▽
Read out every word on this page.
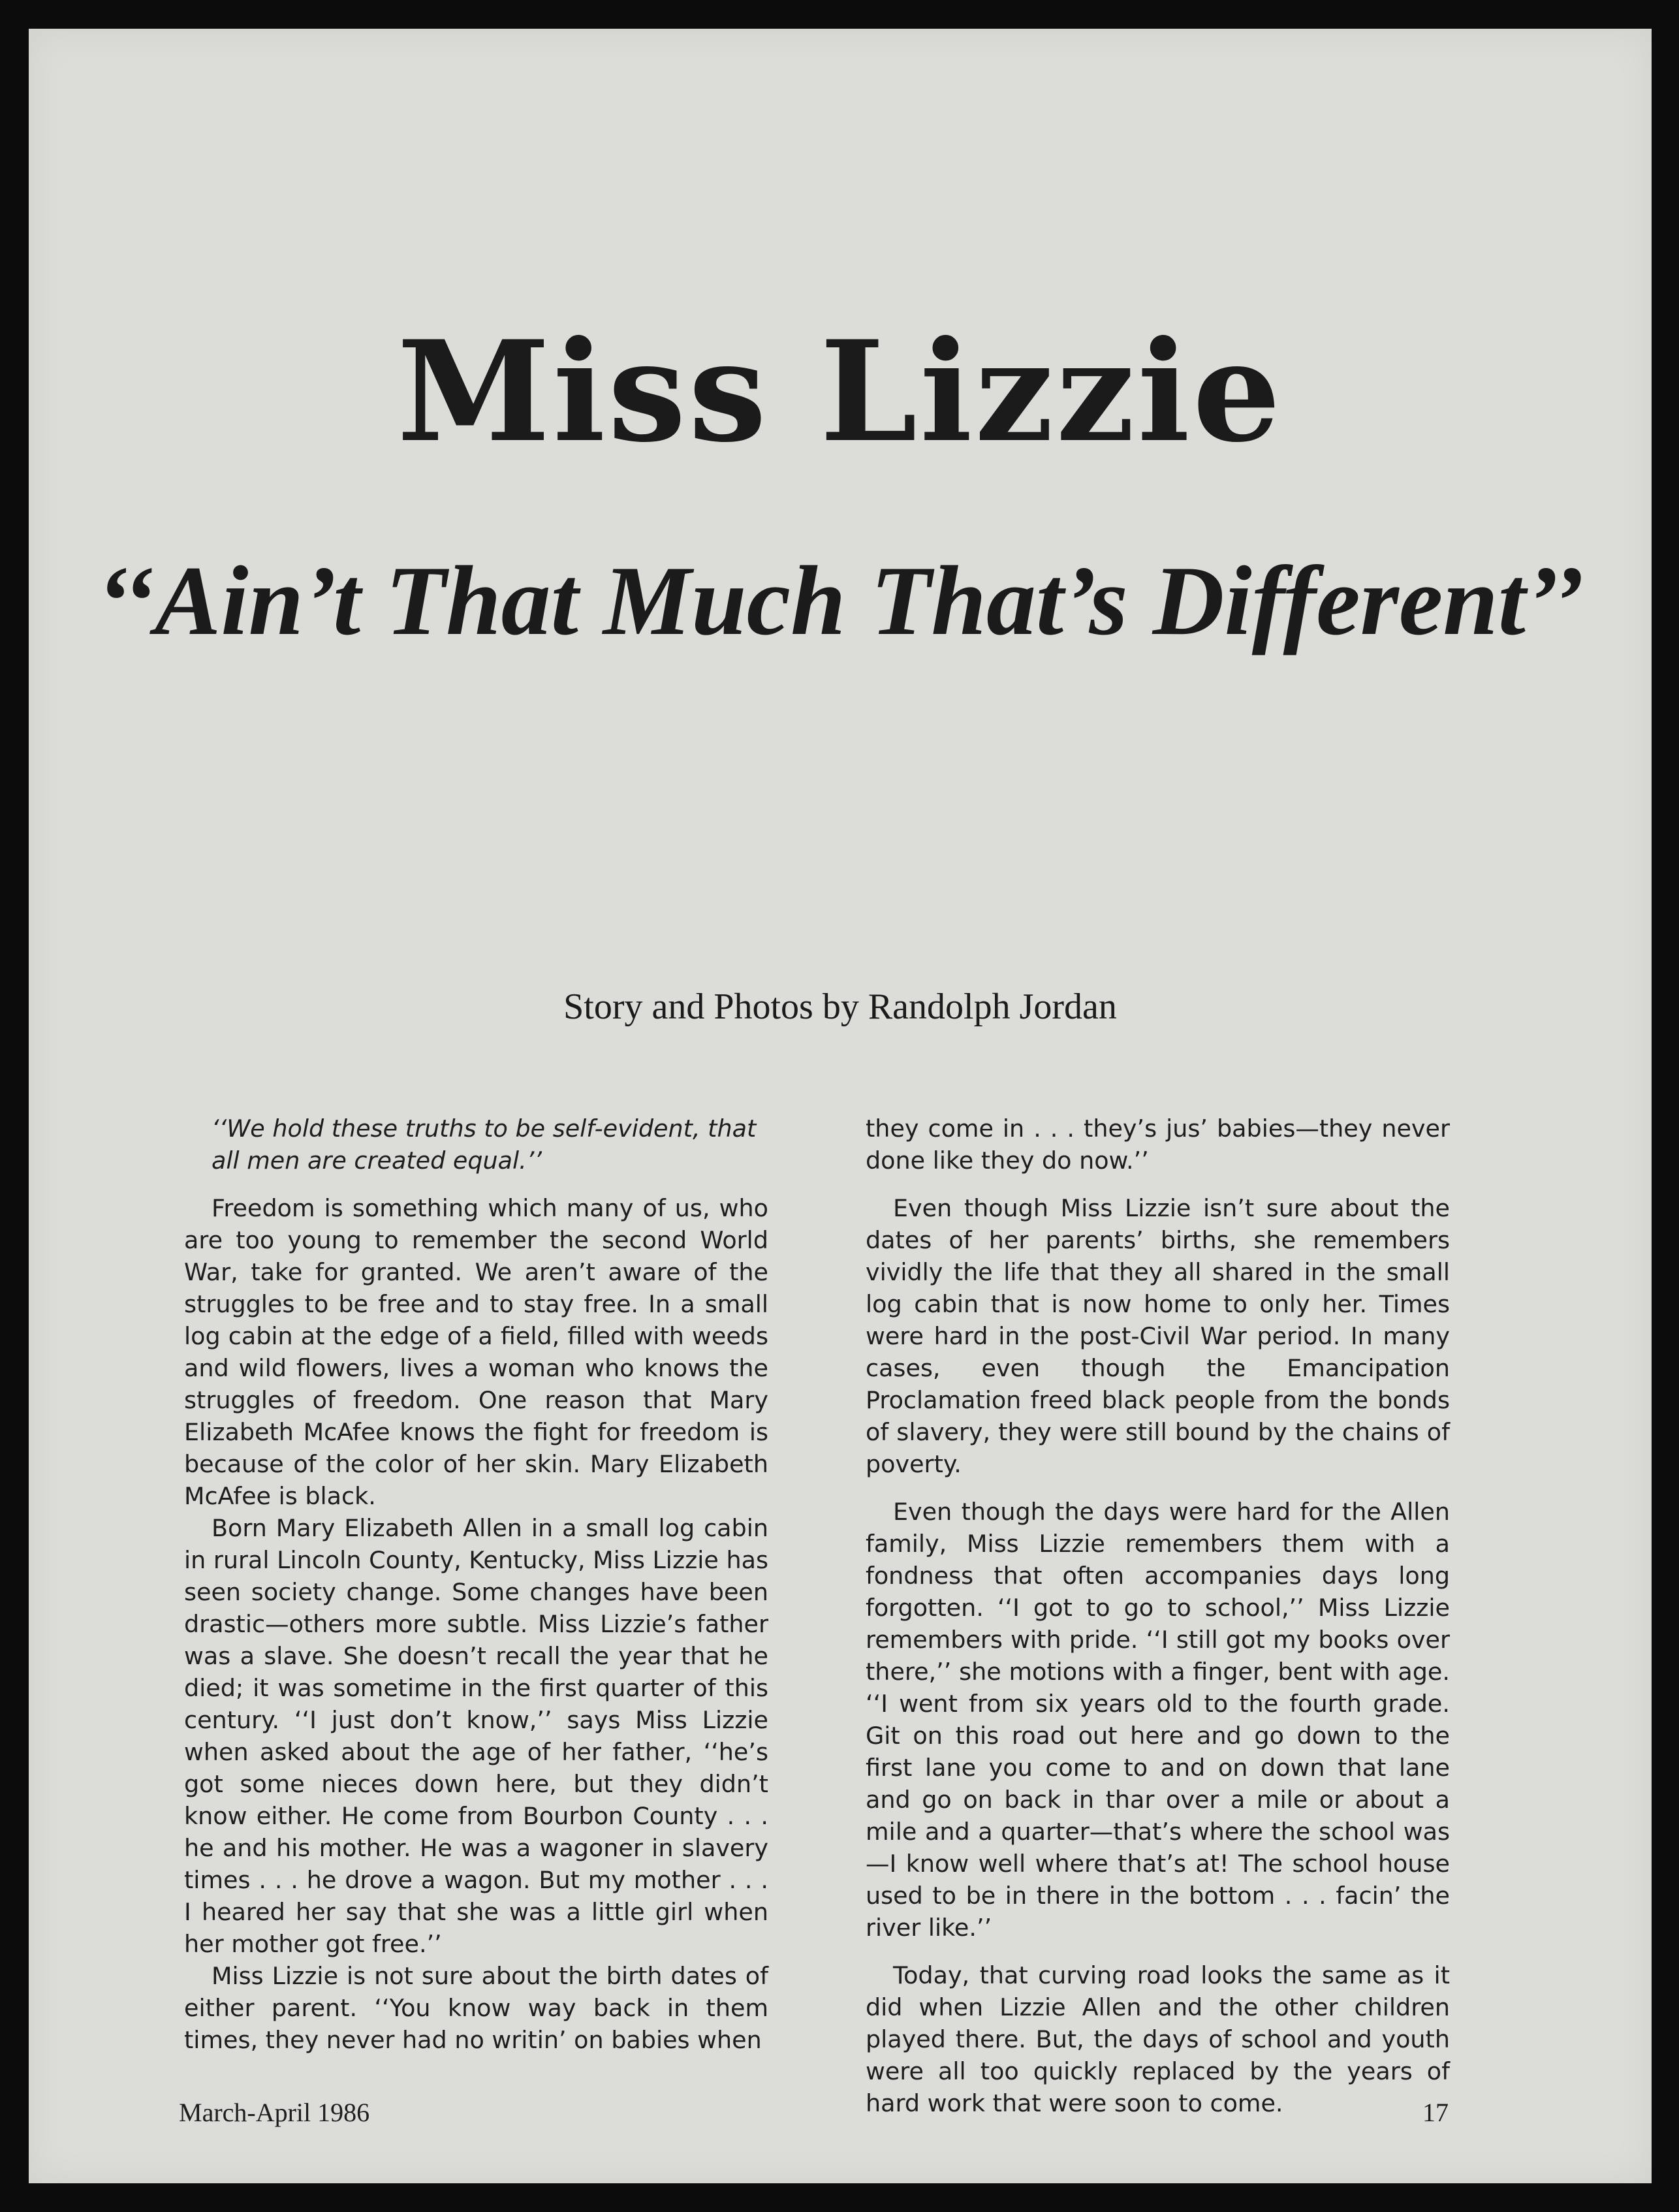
Miss Lizzie
‘‘Ain’t That Much That’s Different’’

Story and Photos by Randolph Jordan

‘‘We hold these truths to be self-evident, that all men are created equal.’’

Freedom is something which many of us, who are too young to remember the second World War, take for granted. We aren’t aware of the struggles to be free and to stay free. In a small log cabin at the edge of a field, filled with weeds and wild flowers, lives a woman who knows the struggles of freedom. One reason that Mary Elizabeth McAfee knows the fight for freedom is because of the color of her skin. Mary Elizabeth McAfee is black.

Born Mary Elizabeth Allen in a small log cabin in rural Lincoln County, Kentucky, Miss Lizzie has seen society change. Some changes have been drastic—others more subtle. Miss Lizzie’s father was a slave. She doesn’t recall the year that he died; it was sometime in the first quarter of this century. ‘‘I just don’t know,’’ says Miss Lizzie when asked about the age of her father, ‘‘he’s got some nieces down here, but they didn’t know either. He come from Bourbon County . . . he and his mother. He was a wagoner in slavery times . . . he drove a wagon. But my mother . . . I heared her say that she was a little girl when her mother got free.’’

Miss Lizzie is not sure about the birth dates of either parent. ‘‘You know way back in them times, they never had no writin’ on babies when

they come in . . . they’s jus’ babies—they never done like they do now.’’

Even though Miss Lizzie isn’t sure about the dates of her parents’ births, she remembers vividly the life that they all shared in the small log cabin that is now home to only her. Times were hard in the post-Civil War period. In many cases, even though the Emancipation Proclamation freed black people from the bonds of slavery, they were still bound by the chains of poverty.

Even though the days were hard for the Allen family, Miss Lizzie remembers them with a fondness that often accompanies days long forgotten. ‘‘I got to go to school,’’ Miss Lizzie remembers with pride. ‘‘I still got my books over there,’’ she motions with a finger, bent with age. ‘‘I went from six years old to the fourth grade. Git on this road out here and go down to the first lane you come to and on down that lane and go on back in thar over a mile or about a mile and a quarter—that’s where the school was—I know well where that’s at! The school house used to be in there in the bottom . . . facin’ the river like.’’

Today, that curving road looks the same as it did when Lizzie Allen and the other children played there. But, the days of school and youth were all too quickly replaced by the years of hard work that were soon to come.

March-April 1986	17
△
Leave out all images, then reproduce the entries above exactly.

▶ **Complete answer**
Read out every word on this page.
Miss Lizzie
‘‘Ain’t That Much That’s Different’’

Story and Photos by Randolph Jordan

‘‘We hold these truths to be self-evident, that all men are created equal.’’

Freedom is something which many of us, who are too young to remember the second World War, take for granted. We aren’t aware of the struggles to be free and to stay free. In a small log cabin at the edge of a field, filled with weeds and wild flowers, lives a woman who knows the struggles of freedom. One reason that Mary Elizabeth McAfee knows the fight for freedom is because of the color of her skin. Mary Elizabeth McAfee is black.

Born Mary Elizabeth Allen in a small log cabin in rural Lincoln County, Kentucky, Miss Lizzie has seen society change. Some changes have been drastic—others more subtle. Miss Lizzie’s father was a slave. She doesn’t recall the year that he died; it was sometime in the first quarter of this century. ‘‘I just don’t know,’’ says Miss Lizzie when asked about the age of her father, ‘‘he’s got some nieces down here, but they didn’t know either. He come from Bourbon County . . . he and his mother. He was a wagoner in slavery times . . . he drove a wagon. But my mother . . . I heared her say that she was a little girl when her mother got free.’’

Miss Lizzie is not sure about the birth dates of either parent. ‘‘You know way back in them times, they never had no writin’ on babies when

they come in . . . they’s jus’ babies—they never done like they do now.’’

Even though Miss Lizzie isn’t sure about the dates of her parents’ births, she remembers vividly the life that they all shared in the small log cabin that is now home to only her. Times were hard in the post-Civil War period. In many cases, even though the Emancipation Proclamation freed black people from the bonds of slavery, they were still bound by the chains of poverty.

Even though the days were hard for the Allen family, Miss Lizzie remembers them with a fondness that often accompanies days long forgotten. ‘‘I got to go to school,’’ Miss Lizzie remembers with pride. ‘‘I still got my books over there,’’ she motions with a finger, bent with age. ‘‘I went from six years old to the fourth grade. Git on this road out here and go down to the first lane you come to and on down that lane and go on back in thar over a mile or about a mile and a quarter—that’s where the school was—I know well where that’s at! The school house used to be in there in the bottom . . . facin’ the river like.’’

Today, that curving road looks the same as it did when Lizzie Allen and the other children played there. But, the days of school and youth were all too quickly replaced by the years of hard work that were soon to come.

March-April 1986	17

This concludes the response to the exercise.